# Trecho fornecido
╔══
O conhecimento – impossível – do Início é, no máximo, o conhecimento do paradoxo. As coisas não existiam e passaram a existir, do nada, em algum momento, mas tudo têm uma origem, uma anterioridade necessária, algo de que se tenha transformado. Ou: as coisas existiram desde sempre e sua única mudança, apenas aparente, é o se terem transformado de umas em outras, de pó em gente, de gente em pó, do pó até partículas cada vez menores e quase infinitamente divisíveis, se não indefinidamente reagrupáveis. Não havia olho que isso visse. Ou: do olho não sobrou o testemunho consciente. Ou: não se revela em voz esse pelo menos um olho. Ou: fala uma língua que não conhecemos. Ou: não sabemos de todo o que diz ainda que nós mesmos usemos das suas palavras, partículas e conectivos de modo mais ou menos impróprio. Ou – é aquilo que não sabemos porque não podemos imaginar nem entender. Uma solução era crer em. Não digo apenas crer feito intransitivo; nem em Deus (seja nominado ou inominável): digo do processo no qual me interessa a ponte. [É na origem que – sonhamos, e pode nem ser real – que: nem o ato de crer precisava de um nome: o espírito-de não apenas pairava, acreditamos que já acreditamos, mas deixava pegadas com marcas na terra.] A crença-em nos dá uma meia certeza confortável e conformada. Podemos sonhar, o tempo convida, com a vida que a civilização, orgulhosa e saudosa, destruiu. Mas não podemos algo melhor e menos contemplativo?
Inda nos encontramos na encruzilhada brasileira que nos define: condenados a um progresso com o qual não nos identificamos e empurrados a um atraso com o qual somos obrigados a nos identificar, como se fôssemos uma reserva de inocência de que precisasse o mundo (os males que o sr. Jean-Jacques nos relegou). A identificação acaba sendo com os escombros do progresso.
╚══
# Material fornecido
╔══
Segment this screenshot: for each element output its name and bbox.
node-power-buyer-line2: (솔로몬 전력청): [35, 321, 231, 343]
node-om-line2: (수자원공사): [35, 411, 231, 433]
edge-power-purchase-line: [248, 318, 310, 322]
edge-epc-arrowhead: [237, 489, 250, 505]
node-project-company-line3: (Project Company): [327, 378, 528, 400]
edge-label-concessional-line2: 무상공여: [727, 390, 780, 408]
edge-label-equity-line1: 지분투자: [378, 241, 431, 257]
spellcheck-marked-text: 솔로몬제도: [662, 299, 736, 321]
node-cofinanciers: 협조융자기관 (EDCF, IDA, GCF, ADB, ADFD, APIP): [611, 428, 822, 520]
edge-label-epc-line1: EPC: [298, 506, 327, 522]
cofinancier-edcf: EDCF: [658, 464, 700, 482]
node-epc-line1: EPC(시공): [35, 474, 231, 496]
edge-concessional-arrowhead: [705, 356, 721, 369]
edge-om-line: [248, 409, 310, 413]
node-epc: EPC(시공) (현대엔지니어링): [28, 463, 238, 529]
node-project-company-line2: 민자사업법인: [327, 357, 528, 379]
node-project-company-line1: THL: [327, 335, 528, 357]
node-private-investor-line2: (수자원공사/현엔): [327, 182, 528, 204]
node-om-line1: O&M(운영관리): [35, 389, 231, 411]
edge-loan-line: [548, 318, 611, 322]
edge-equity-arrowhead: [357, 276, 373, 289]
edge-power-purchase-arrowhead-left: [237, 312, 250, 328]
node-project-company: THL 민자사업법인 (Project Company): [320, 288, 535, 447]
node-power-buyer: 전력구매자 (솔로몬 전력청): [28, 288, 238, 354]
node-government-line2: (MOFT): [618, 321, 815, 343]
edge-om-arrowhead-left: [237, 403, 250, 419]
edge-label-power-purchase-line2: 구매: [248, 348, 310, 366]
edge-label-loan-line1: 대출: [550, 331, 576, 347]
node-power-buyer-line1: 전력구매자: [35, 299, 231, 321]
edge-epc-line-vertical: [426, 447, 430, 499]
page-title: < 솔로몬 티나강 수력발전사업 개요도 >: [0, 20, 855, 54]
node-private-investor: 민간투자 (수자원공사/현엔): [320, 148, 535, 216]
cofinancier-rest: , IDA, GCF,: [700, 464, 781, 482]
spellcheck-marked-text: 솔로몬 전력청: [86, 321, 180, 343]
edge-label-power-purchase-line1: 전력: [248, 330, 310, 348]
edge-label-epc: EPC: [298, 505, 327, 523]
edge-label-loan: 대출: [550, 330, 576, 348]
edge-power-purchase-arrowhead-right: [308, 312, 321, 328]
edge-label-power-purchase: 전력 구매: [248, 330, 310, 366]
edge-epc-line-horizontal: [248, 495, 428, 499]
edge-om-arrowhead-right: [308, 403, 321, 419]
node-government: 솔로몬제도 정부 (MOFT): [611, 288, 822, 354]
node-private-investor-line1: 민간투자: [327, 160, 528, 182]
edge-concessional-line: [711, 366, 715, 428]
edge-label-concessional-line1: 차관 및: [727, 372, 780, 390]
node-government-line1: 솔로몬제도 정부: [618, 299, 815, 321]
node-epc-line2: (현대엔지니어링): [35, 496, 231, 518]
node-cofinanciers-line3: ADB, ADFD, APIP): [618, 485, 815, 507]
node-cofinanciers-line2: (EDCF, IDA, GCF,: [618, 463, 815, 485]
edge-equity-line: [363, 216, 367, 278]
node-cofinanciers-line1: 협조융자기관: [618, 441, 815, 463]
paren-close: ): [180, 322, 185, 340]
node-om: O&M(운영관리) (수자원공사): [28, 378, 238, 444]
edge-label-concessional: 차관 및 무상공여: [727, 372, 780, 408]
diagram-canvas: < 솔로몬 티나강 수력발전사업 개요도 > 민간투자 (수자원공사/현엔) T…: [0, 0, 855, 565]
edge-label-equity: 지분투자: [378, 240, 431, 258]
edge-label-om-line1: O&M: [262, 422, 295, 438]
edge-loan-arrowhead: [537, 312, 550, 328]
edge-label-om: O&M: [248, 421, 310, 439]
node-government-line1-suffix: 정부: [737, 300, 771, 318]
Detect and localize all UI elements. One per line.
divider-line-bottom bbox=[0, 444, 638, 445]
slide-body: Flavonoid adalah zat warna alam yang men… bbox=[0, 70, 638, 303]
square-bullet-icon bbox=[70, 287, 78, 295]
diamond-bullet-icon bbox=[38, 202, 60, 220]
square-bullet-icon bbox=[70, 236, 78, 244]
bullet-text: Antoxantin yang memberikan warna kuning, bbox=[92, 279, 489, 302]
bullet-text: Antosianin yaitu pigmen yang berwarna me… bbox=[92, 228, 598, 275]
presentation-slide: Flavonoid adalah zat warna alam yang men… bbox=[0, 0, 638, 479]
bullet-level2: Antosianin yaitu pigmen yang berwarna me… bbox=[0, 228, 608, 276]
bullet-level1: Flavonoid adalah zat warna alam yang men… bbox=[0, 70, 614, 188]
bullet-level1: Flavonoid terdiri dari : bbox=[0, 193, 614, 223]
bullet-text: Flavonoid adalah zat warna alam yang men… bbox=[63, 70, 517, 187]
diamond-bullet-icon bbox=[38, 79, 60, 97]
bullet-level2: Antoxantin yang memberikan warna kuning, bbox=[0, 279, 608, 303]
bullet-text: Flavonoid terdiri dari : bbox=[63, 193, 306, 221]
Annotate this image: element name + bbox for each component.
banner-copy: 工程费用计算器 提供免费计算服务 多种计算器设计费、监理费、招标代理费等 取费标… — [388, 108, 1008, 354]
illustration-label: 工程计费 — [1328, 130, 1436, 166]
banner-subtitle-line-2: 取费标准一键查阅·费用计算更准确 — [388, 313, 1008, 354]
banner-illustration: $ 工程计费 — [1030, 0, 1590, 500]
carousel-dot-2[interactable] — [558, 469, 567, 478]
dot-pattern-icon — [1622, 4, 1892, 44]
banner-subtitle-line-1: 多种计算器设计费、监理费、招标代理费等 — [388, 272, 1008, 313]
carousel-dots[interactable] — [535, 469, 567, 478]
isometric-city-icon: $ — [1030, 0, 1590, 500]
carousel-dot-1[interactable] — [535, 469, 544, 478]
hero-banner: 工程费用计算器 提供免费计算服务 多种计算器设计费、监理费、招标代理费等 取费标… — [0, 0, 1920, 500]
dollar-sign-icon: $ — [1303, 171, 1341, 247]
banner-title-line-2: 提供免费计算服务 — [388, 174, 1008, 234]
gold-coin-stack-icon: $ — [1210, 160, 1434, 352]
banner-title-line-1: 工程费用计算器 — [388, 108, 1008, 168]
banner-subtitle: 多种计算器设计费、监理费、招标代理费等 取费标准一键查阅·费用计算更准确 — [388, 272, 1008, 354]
╚══
# Requisitos do exercício
1) No trecho fornecido, reescreva a parte que começa em "Inda nos encontramos" e termina em "escombros do progresso.", trocando "encruzilhada" por "bifurcação".
2) Dê sequência ao texto sobre o Início e a encruzilhada brasileira, escrevendo a parte que viria logo depois da última frase.

# Resultados finais
1)
Inda nos encontramos na bifurcação brasileira que nos define: condenados a um progresso com o qual não nos identificamos e empurrados a um atraso com o qual somos obrigados a nos identificar, como se fôssemos uma reserva de inocência de que precisasse o mundo (os males que o sr. Jean-Jacques nos relegou). A identificação acaba sendo com os escombros do progresso.

2)
A princípio, de tão maravilhoso, o Brasil de que apenas ouvimos falar só pode ser muito distante; e é melhor que permaneça assim, o Brasil da bandeira e do hino que entendemos mal (a sintaxe pelo avesso de um parnasiano), o Brasil da Seleção Brasileira. O de verdade, se existem países de verdade, é o que estamos cansados de ver, o nunca televisionado, e o que preferimos não conhecer: o que aconteceria se o berço esplêndido se tornasse um divã? que diria o filho abandonado que passou tanto tempo da vida querendo ser reconhecido à luz do dia ou ao menos, em segredo, orgulhar o pai? que diria da vergonha adulta de descobrir que o pai além de ausente era fracassado reincidente e, pior, sempre tinha falhado quando tinha tudo nas mãos, e sempre desperdiçava o sacrifício dos outros, o sacrifício dos filhos que nunca reconheceu e dos quais julga que ainda pode exigir respeito?
O pai de vez ausente a gente nunca sabe se é vivo ou se morreu.
O trauma é trauma do que não se teve; do que ainda se esperou apesar de ser melhor não esperar. Esperar é arriscar a decepção; não esperar é entregar-se: às vezes ao pior cinismo, o que nada ensina. Que fazer?
Defender o próprio ser e a sua narrativa, o ser de apenas existir, pode já ser um combate. O ser como positividade pode se negar a uma resposta sobre si. A vida apenas vive e não se explica. O dito mundo ocidental civilizado cultiva bolsões de pobreza e atraso também como um paraíso acessível e barato.
Preciso contar nossa história para fundarmos a nós mesmos. Já não a catarse nem a paisagem turística. Temos que ser nós mesmos para nós mesmos, de novo, ainda. Ser pessoas, por que não? É certo que as coisas são tão fortes que parecem sempre capazes de nos esmagar; a mais leve das fibras artificiais pesa uma tonelada. Mas: se as coisas nos esmagam é necessário que retornem ao seu lugar de coisas; é preciso que sintamos que saem de nossas mãos; que sua forma foi decisão nossa; que poderíamos ter escolhido descartá-las.
É preciso que as histórias tenham se passado, mas elas nunca passam. É como se não houvesse uma separação entre o passado e o presente; porque não há: o início permanece não de recomeçado, mas em continuidade de pesadelo.
Ainda que não se ouça dentro do silêncio a vida ecoa suas vibrações; ainda que não se veja dentro da escuridão há algum tipo de fagulha de viva eletricidade. Onde pode haver mais paz do que tristeza, ou apenas paz, como pede todo berço de origens. – O sussurro no escuro, a voz da sombra, a consciência: fala contra a consciência culpada mas também mina a ilusão, o sonho. O que será não é, diz: apenas do que é se tem certeza, e só a partir dele se pode dizer do futuro, e a partir dele (do que é) se pode pouco ou nada. <Como tanta ausência pode ser tão sólida?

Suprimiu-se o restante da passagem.